(Collected data entries)
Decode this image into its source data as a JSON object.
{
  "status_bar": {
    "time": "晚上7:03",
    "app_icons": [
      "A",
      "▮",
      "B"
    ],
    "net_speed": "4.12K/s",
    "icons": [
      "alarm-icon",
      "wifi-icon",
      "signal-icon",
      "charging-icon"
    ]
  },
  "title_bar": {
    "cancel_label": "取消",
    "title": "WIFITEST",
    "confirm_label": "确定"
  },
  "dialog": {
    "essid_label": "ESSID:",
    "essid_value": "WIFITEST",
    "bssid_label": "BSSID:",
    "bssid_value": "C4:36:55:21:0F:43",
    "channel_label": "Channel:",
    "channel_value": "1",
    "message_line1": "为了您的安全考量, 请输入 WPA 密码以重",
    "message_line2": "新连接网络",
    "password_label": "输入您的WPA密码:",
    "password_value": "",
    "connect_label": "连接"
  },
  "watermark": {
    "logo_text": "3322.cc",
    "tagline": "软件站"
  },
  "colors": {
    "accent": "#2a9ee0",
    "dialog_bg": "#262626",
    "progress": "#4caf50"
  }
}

---

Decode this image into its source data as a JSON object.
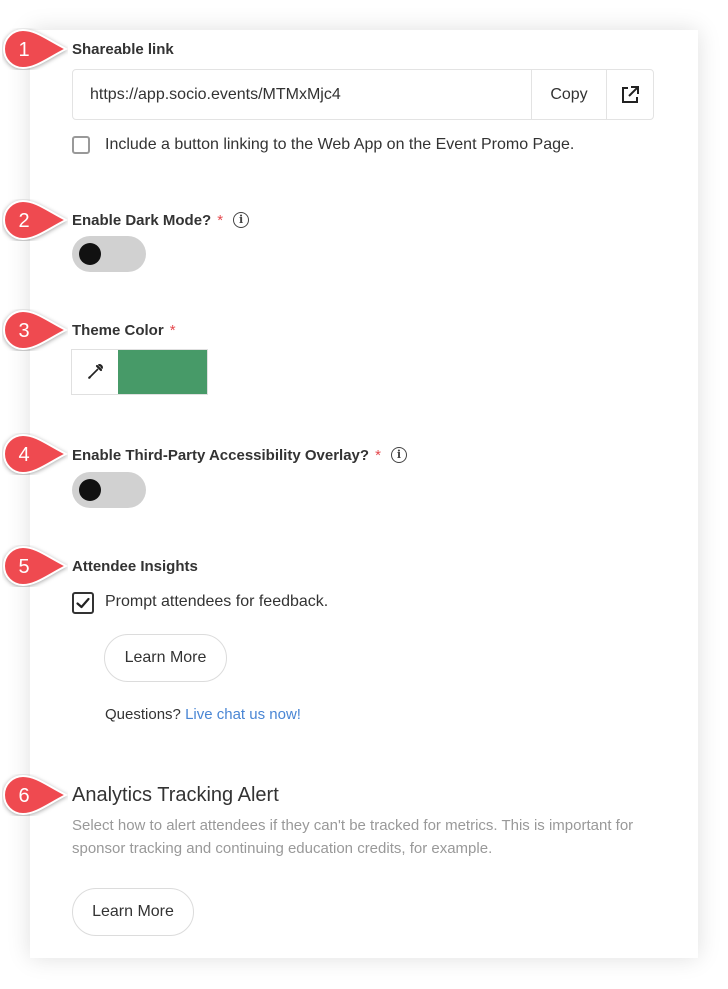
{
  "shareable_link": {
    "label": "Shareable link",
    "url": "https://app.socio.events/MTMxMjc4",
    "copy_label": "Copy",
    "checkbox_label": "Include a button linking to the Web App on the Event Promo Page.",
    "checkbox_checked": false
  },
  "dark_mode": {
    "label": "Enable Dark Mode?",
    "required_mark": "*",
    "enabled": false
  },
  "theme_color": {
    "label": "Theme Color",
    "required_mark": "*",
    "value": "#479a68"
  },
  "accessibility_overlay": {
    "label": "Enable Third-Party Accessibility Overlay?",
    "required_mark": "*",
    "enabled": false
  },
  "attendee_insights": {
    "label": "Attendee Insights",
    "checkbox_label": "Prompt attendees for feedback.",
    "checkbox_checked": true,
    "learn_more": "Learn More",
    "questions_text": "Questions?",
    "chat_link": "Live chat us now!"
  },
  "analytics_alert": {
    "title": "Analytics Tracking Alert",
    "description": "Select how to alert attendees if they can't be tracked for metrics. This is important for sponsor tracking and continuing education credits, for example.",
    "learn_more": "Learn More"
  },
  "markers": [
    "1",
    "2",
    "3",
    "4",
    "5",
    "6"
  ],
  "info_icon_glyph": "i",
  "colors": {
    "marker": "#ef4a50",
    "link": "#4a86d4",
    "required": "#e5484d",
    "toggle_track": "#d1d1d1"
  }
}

* * *

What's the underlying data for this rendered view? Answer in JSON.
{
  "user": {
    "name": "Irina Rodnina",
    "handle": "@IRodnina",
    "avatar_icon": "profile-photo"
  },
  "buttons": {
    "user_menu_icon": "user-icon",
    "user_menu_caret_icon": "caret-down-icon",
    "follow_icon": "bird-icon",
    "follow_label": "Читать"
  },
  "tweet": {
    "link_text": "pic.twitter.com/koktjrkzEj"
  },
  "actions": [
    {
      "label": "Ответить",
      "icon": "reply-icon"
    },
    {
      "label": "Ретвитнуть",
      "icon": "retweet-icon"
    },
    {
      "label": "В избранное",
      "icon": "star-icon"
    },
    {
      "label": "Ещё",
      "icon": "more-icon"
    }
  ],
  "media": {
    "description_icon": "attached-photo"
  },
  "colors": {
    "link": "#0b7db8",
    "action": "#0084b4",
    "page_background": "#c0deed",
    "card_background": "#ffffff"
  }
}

**WHAT YOU ARE ASKED TO DO:**
In the lines above, find each one with "WIFITEST" and list it.

**ANSWER BELOW:**
    "title": "WIFITEST",
    "essid_value": "WIFITEST",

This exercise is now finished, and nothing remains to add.